- STATED PROBLEM
Every line holding the string "document" should be gathered.

- THE INPUT
* * *
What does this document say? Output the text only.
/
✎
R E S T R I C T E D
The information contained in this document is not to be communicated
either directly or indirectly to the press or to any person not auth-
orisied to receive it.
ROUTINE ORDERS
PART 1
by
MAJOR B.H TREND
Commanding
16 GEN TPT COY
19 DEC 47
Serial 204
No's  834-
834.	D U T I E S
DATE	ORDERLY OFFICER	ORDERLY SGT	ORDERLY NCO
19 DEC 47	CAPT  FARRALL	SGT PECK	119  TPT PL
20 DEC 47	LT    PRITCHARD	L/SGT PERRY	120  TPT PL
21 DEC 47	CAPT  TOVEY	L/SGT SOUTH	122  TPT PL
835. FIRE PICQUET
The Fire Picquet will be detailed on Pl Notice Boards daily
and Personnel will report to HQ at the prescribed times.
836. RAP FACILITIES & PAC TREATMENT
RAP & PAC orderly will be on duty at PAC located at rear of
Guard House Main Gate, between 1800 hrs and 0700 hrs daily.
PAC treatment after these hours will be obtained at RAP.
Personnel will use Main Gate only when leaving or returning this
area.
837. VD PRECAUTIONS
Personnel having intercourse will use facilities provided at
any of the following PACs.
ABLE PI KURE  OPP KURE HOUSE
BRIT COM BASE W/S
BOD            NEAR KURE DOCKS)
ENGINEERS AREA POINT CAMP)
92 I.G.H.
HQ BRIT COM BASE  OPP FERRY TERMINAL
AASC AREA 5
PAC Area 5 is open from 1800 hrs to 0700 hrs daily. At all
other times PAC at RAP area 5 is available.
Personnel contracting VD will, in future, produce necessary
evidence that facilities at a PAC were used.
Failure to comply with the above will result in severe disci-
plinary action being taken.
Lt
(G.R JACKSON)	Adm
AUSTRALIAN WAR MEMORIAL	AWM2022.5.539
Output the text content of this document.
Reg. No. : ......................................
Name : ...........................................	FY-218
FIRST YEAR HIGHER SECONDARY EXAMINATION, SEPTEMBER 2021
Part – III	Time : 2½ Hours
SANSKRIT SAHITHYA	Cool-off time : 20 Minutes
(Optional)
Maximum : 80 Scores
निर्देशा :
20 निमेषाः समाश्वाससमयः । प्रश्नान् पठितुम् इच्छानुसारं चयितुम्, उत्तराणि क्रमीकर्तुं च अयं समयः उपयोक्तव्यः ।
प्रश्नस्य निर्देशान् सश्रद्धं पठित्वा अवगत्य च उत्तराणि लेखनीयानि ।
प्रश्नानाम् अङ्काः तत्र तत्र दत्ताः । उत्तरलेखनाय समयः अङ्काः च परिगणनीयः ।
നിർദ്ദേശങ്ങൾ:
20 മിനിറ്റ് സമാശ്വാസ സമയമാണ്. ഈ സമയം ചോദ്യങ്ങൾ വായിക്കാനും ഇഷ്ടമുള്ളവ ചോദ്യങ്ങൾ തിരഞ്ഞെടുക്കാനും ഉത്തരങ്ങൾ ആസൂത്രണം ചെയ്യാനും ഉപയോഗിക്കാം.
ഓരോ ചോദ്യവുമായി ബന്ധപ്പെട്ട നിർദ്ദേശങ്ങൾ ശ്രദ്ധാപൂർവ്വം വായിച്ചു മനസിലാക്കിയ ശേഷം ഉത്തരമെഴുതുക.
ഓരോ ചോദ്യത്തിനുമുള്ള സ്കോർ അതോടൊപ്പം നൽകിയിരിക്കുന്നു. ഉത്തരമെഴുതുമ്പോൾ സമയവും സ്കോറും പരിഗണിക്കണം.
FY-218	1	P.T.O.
* * *
- RESPONSE
What does this document say? Output the text only.
The information contained in this document is not to be communicated
Output the text content of this document.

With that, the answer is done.